◆ **THE TASK**:
Copy out all the records, word for word.

[Rows from a dataset]
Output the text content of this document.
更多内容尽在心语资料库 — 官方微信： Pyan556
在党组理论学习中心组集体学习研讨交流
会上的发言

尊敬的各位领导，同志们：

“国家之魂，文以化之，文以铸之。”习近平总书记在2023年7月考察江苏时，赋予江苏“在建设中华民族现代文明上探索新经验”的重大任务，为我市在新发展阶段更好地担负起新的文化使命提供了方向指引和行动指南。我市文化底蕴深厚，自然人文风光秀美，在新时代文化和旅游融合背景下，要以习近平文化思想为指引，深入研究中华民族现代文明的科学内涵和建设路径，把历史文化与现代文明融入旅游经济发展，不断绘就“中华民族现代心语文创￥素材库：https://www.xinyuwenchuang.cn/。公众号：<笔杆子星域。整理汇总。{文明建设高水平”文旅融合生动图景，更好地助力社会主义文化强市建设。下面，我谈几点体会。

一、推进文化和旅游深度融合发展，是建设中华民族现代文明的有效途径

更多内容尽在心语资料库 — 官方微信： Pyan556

◆ **OUTPUT FOR THIS EXERCISE**:
Output the text content of this document.
更多内容尽在心语资料库 — 官方微信： Pyan556
在党组理论学习中心组集体学习研讨交流
会上的发言

尊敬的各位领导，同志们：

“国家之魂，文以化之，文以铸之。”习近平总书记在2023年7月考察江苏时，赋予江苏“在建设中华民族现代文明上探索新经验”的重大任务，为我市在新发展阶段更好地担负起新的文化使命提供了方向指引和行动指南。我市文化底蕴深厚，自然人文风光秀美，在新时代文化和旅游融合背景下，要以习近平文化思想为指引，深入研究中华民族现代文明的科学内涵和建设路径，把历史文化与现代文明融入旅游经济发展，不断绘就“中华民族现代心语文创￥素材库：https://www.xinyuwenchuang.cn/。公众号：<笔杆子星域。整理汇总。{文明建设高水平”文旅融合生动图景，更好地助力社会主义文化强市建设。下面，我谈几点体会。

一、推进文化和旅游深度融合发展，是建设中华民族现代文明的有效途径

更多内容尽在心语资料库 — 官方微信： Pyan556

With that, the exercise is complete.